• **Extracted material**
_ _ _ _ _

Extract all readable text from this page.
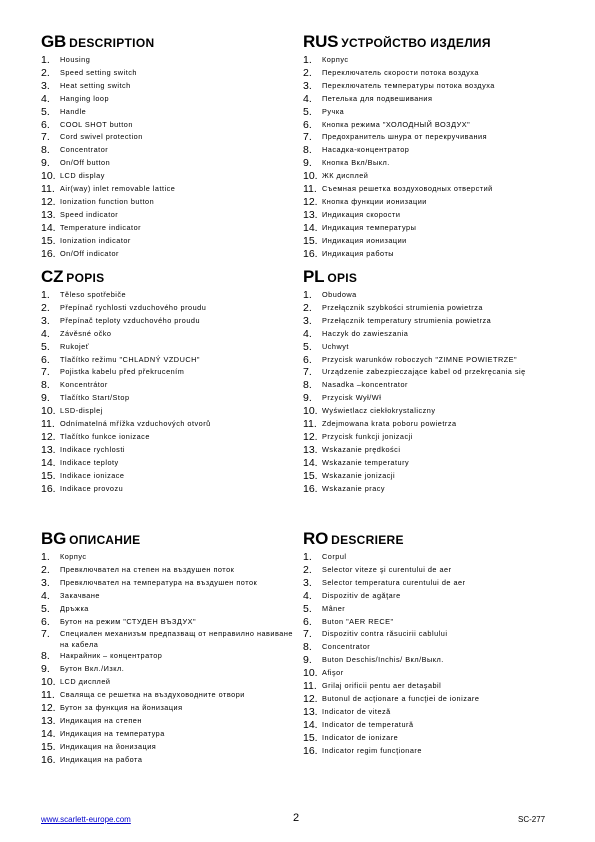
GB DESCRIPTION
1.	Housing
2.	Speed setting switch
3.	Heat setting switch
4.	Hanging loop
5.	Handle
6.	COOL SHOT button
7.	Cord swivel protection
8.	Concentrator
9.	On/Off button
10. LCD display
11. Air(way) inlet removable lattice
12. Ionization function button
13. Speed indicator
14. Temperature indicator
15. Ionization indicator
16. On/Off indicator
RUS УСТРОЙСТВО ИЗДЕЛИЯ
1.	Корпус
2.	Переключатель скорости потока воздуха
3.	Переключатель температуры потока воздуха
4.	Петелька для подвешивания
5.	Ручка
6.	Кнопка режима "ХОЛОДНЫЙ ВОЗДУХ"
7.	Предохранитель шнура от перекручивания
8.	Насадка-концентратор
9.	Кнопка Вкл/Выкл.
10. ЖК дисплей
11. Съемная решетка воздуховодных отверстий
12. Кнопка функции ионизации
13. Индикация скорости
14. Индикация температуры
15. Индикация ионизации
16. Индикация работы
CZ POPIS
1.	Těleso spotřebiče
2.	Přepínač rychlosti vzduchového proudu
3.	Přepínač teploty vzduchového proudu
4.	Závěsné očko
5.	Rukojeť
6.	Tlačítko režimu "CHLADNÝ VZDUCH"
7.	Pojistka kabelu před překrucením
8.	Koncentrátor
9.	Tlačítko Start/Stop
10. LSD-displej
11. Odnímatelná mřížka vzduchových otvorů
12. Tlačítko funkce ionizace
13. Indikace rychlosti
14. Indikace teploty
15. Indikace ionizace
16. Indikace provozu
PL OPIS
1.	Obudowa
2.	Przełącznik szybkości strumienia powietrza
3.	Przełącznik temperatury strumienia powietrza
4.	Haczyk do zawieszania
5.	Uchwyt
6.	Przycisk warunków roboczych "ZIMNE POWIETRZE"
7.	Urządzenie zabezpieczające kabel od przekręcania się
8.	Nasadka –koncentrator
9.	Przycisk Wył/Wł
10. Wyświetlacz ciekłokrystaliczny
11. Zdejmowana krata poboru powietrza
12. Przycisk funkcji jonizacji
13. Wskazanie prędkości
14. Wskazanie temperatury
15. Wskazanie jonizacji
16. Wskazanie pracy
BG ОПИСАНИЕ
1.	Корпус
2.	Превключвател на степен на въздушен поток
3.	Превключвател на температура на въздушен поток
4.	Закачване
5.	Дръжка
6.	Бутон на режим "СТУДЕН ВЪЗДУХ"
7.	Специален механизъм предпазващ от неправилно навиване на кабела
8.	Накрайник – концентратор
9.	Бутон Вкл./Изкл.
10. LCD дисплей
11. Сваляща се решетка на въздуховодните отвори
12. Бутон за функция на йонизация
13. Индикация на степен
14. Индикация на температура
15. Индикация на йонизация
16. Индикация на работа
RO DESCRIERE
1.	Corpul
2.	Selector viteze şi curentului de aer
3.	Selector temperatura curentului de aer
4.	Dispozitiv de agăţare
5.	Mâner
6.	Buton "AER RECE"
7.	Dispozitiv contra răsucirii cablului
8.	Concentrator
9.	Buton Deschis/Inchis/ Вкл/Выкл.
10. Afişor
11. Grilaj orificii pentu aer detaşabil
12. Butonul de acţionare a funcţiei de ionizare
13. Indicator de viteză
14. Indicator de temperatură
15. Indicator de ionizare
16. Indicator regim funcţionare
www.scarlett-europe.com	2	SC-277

_ _ _ _ _

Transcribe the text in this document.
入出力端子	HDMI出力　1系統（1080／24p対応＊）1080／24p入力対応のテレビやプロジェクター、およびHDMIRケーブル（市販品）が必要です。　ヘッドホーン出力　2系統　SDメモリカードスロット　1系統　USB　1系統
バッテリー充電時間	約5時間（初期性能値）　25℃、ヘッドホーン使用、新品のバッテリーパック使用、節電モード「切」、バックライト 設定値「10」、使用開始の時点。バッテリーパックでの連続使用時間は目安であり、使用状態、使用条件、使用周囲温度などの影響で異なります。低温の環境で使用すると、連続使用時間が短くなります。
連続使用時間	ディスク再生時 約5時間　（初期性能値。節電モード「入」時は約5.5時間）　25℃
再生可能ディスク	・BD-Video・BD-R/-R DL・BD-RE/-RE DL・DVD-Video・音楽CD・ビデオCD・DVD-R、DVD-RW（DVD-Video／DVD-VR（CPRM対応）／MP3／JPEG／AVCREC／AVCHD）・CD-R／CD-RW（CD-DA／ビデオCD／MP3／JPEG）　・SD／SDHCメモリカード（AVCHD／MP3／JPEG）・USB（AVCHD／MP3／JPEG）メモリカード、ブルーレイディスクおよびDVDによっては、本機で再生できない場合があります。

_ _ _ _ _

• **Work to be completed**
Show every line from the entries above in which the word "ionizare" appears.

• **Response below**
12. Butonul de acţionare a funcţiei de ionizare
15. Indicator de ionizare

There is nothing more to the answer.